#### [Data entries]
----

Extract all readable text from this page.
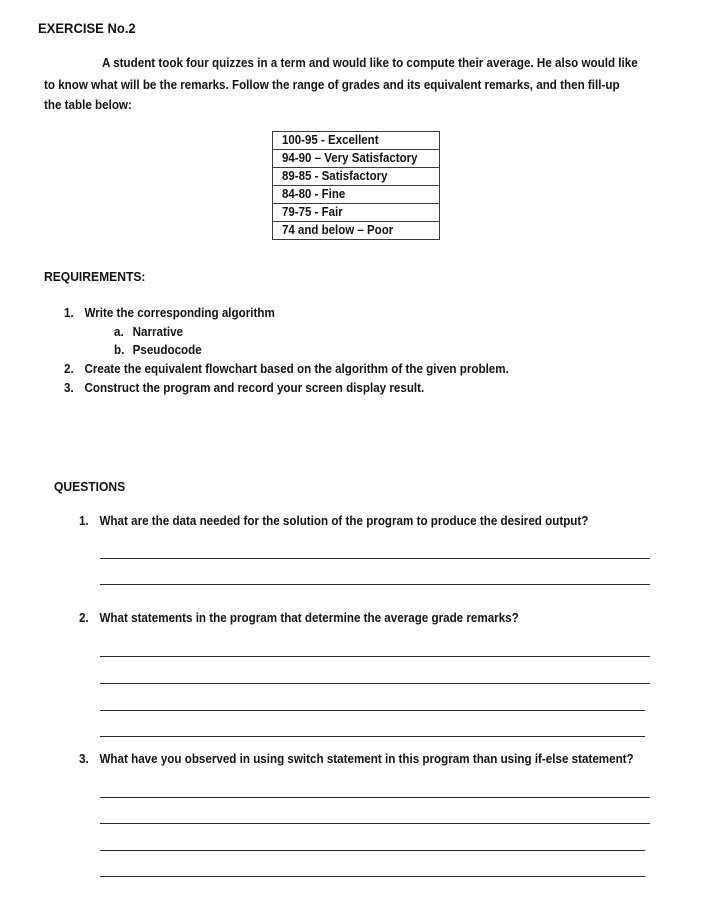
EXERCISE No.2
A student took four quizzes in a term and would like to compute their average. He also would like
to know what will be the remarks. Follow the range of grades and its equivalent remarks, and then fill-up
the table below:
100-95 - Excellent
94-90 – Very Satisfactory
89-85 - Satisfactory
84-80 - Fine
79-75 - Fair
74 and below – Poor
REQUIREMENTS:
1. Write the corresponding algorithm
a. Narrative
b. Pseudocode
2. Create the equivalent flowchart based on the algorithm of the given problem.
3. Construct the program and record your screen display result.
QUESTIONS
1. What are the data needed for the solution of the program to produce the desired output?
2. What statements in the program that determine the average grade remarks?
3. What have you observed in using switch statement in this program than using if-else statement?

----

#### [Written instruction]
Print out the material word for word, omitting the pictures.

#### [Worked solution]
Extract all readable text from this page.
EXERCISE No.2
A student took four quizzes in a term and would like to compute their average. He also would like
to know what will be the remarks. Follow the range of grades and its equivalent remarks, and then fill-up
the table below:
100-95 - Excellent
94-90 – Very Satisfactory
89-85 - Satisfactory
84-80 - Fine
79-75 - Fair
74 and below – Poor
REQUIREMENTS:
1. Write the corresponding algorithm
a. Narrative
b. Pseudocode
2. Create the equivalent flowchart based on the algorithm of the given problem.
3. Construct the program and record your screen display result.
QUESTIONS
1. What are the data needed for the solution of the program to produce the desired output?
2. What statements in the program that determine the average grade remarks?
3. What have you observed in using switch statement in this program than using if-else statement?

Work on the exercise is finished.